• What you should do
Look for the string "Dark" in every line, and copy each line that has it.

Recorded data:
───
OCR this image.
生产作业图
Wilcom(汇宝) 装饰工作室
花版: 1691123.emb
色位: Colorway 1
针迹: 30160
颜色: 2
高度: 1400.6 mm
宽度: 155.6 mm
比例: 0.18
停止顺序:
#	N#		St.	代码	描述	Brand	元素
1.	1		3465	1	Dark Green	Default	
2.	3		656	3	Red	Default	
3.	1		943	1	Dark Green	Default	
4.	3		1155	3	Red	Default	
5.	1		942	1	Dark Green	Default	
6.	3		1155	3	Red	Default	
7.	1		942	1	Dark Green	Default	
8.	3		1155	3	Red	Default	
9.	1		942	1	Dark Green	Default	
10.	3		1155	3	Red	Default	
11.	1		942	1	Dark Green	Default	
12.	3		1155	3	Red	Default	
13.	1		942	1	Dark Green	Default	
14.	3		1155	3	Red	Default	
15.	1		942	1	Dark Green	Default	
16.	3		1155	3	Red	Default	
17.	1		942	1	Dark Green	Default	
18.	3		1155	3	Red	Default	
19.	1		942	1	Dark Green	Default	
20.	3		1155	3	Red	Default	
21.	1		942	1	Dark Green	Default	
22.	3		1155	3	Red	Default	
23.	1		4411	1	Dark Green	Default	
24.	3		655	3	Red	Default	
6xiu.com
───
• Exercise result
1.	1		3465	1	Dark Green	Default	
3.	1		943	1	Dark Green	Default	
5.	1		942	1	Dark Green	Default	
7.	1		942	1	Dark Green	Default	
9.	1		942	1	Dark Green	Default	
11.	1		942	1	Dark Green	Default	
13.	1		942	1	Dark Green	Default	
15.	1		942	1	Dark Green	Default	
17.	1		942	1	Dark Green	Default	
19.	1		942	1	Dark Green	Default	
21.	1		942	1	Dark Green	Default	
23.	1		4411	1	Dark Green	Default	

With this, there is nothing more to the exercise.